(Items from a dataset)
• • •
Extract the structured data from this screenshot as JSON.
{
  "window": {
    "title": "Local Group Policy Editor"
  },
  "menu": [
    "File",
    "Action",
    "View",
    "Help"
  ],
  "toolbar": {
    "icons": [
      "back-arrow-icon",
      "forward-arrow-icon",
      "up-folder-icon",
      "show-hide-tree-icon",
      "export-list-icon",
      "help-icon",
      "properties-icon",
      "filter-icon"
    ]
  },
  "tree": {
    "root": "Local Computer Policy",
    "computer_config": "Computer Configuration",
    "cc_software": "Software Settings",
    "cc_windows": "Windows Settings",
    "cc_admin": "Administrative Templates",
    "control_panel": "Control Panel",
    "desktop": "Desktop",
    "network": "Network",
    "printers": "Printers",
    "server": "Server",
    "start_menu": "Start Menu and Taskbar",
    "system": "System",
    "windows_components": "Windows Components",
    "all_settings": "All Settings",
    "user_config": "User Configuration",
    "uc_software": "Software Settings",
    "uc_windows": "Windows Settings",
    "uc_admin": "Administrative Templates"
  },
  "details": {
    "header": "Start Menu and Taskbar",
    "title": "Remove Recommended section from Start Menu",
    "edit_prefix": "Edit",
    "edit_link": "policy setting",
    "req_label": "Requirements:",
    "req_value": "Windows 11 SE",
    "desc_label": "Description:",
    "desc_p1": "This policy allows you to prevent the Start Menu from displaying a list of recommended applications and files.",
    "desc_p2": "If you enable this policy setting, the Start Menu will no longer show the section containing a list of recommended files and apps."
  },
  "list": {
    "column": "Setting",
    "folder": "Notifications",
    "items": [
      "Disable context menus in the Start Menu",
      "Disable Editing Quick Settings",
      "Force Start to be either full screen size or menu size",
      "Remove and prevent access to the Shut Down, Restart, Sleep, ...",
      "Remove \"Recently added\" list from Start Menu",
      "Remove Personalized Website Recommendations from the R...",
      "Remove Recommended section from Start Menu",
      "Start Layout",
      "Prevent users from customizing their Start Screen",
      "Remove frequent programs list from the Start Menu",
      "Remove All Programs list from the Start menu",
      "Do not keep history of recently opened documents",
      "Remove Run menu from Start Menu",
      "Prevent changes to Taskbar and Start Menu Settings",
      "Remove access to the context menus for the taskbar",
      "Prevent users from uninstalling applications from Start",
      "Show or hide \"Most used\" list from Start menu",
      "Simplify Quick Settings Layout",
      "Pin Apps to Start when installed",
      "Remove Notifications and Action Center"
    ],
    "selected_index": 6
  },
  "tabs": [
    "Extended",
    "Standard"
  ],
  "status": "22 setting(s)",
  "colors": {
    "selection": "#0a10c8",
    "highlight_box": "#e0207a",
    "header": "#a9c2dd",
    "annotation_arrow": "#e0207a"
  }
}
• • •
■ INSTRUCTION
Please repeat the material above, word for word and in full.

■ TASK RESPONSE
Extract the structured data from this screenshot as JSON.
{
  "window": {
    "title": "Local Group Policy Editor"
  },
  "menu": [
    "File",
    "Action",
    "View",
    "Help"
  ],
  "toolbar": {
    "icons": [
      "back-arrow-icon",
      "forward-arrow-icon",
      "up-folder-icon",
      "show-hide-tree-icon",
      "export-list-icon",
      "help-icon",
      "properties-icon",
      "filter-icon"
    ]
  },
  "tree": {
    "root": "Local Computer Policy",
    "computer_config": "Computer Configuration",
    "cc_software": "Software Settings",
    "cc_windows": "Windows Settings",
    "cc_admin": "Administrative Templates",
    "control_panel": "Control Panel",
    "desktop": "Desktop",
    "network": "Network",
    "printers": "Printers",
    "server": "Server",
    "start_menu": "Start Menu and Taskbar",
    "system": "System",
    "windows_components": "Windows Components",
    "all_settings": "All Settings",
    "user_config": "User Configuration",
    "uc_software": "Software Settings",
    "uc_windows": "Windows Settings",
    "uc_admin": "Administrative Templates"
  },
  "details": {
    "header": "Start Menu and Taskbar",
    "title": "Remove Recommended section from Start Menu",
    "edit_prefix": "Edit",
    "edit_link": "policy setting",
    "req_label": "Requirements:",
    "req_value": "Windows 11 SE",
    "desc_label": "Description:",
    "desc_p1": "This policy allows you to prevent the Start Menu from displaying a list of recommended applications and files.",
    "desc_p2": "If you enable this policy setting, the Start Menu will no longer show the section containing a list of recommended files and apps."
  },
  "list": {
    "column": "Setting",
    "folder": "Notifications",
    "items": [
      "Disable context menus in the Start Menu",
      "Disable Editing Quick Settings",
      "Force Start to be either full screen size or menu size",
      "Remove and prevent access to the Shut Down, Restart, Sleep, ...",
      "Remove \"Recently added\" list from Start Menu",
      "Remove Personalized Website Recommendations from the R...",
      "Remove Recommended section from Start Menu",
      "Start Layout",
      "Prevent users from customizing their Start Screen",
      "Remove frequent programs list from the Start Menu",
      "Remove All Programs list from the Start menu",
      "Do not keep history of recently opened documents",
      "Remove Run menu from Start Menu",
      "Prevent changes to Taskbar and Start Menu Settings",
      "Remove access to the context menus for the taskbar",
      "Prevent users from uninstalling applications from Start",
      "Show or hide \"Most used\" list from Start menu",
      "Simplify Quick Settings Layout",
      "Pin Apps to Start when installed",
      "Remove Notifications and Action Center"
    ],
    "selected_index": 6
  },
  "tabs": [
    "Extended",
    "Standard"
  ],
  "status": "22 setting(s)",
  "colors": {
    "selection": "#0a10c8",
    "highlight_box": "#e0207a",
    "header": "#a9c2dd",
    "annotation_arrow": "#e0207a"
  }
}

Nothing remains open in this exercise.